## [GOAL]
Every record below should be printed exactly as it appears.

===== STORED DATA =====

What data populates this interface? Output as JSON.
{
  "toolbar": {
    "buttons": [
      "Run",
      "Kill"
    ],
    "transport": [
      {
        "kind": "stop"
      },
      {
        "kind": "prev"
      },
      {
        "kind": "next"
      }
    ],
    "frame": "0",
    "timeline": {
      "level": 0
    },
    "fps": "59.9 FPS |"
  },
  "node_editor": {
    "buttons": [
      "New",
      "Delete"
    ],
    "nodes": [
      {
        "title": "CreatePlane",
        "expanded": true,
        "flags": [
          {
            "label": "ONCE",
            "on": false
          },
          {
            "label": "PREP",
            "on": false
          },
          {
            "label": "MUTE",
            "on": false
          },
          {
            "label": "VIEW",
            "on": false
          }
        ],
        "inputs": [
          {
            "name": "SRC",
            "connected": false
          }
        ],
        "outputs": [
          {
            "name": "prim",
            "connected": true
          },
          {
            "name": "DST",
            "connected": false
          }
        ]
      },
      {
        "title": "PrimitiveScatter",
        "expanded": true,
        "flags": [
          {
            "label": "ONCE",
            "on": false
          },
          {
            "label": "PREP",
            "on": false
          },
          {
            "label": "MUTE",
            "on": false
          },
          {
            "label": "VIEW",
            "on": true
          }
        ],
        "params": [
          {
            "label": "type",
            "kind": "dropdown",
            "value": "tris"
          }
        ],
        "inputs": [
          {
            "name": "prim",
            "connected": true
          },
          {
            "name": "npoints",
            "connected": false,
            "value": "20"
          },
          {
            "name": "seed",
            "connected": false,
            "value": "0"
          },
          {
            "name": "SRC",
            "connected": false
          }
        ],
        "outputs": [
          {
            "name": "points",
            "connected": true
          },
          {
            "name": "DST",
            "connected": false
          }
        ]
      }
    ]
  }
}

=====

## [WRITTEN REPLY]
What data populates this interface? Output as JSON.
{
  "toolbar": {
    "buttons": [
      "Run",
      "Kill"
    ],
    "transport": [
      {
        "kind": "stop"
      },
      {
        "kind": "prev"
      },
      {
        "kind": "next"
      }
    ],
    "frame": "0",
    "timeline": {
      "level": 0
    },
    "fps": "59.9 FPS |"
  },
  "node_editor": {
    "buttons": [
      "New",
      "Delete"
    ],
    "nodes": [
      {
        "title": "CreatePlane",
        "expanded": true,
        "flags": [
          {
            "label": "ONCE",
            "on": false
          },
          {
            "label": "PREP",
            "on": false
          },
          {
            "label": "MUTE",
            "on": false
          },
          {
            "label": "VIEW",
            "on": false
          }
        ],
        "inputs": [
          {
            "name": "SRC",
            "connected": false
          }
        ],
        "outputs": [
          {
            "name": "prim",
            "connected": true
          },
          {
            "name": "DST",
            "connected": false
          }
        ]
      },
      {
        "title": "PrimitiveScatter",
        "expanded": true,
        "flags": [
          {
            "label": "ONCE",
            "on": false
          },
          {
            "label": "PREP",
            "on": false
          },
          {
            "label": "MUTE",
            "on": false
          },
          {
            "label": "VIEW",
            "on": true
          }
        ],
        "params": [
          {
            "label": "type",
            "kind": "dropdown",
            "value": "tris"
          }
        ],
        "inputs": [
          {
            "name": "prim",
            "connected": true
          },
          {
            "name": "npoints",
            "connected": false,
            "value": "20"
          },
          {
            "name": "seed",
            "connected": false,
            "value": "0"
          },
          {
            "name": "SRC",
            "connected": false
          }
        ],
        "outputs": [
          {
            "name": "points",
            "connected": true
          },
          {
            "name": "DST",
            "connected": false
          }
        ]
      }
    ]
  }
}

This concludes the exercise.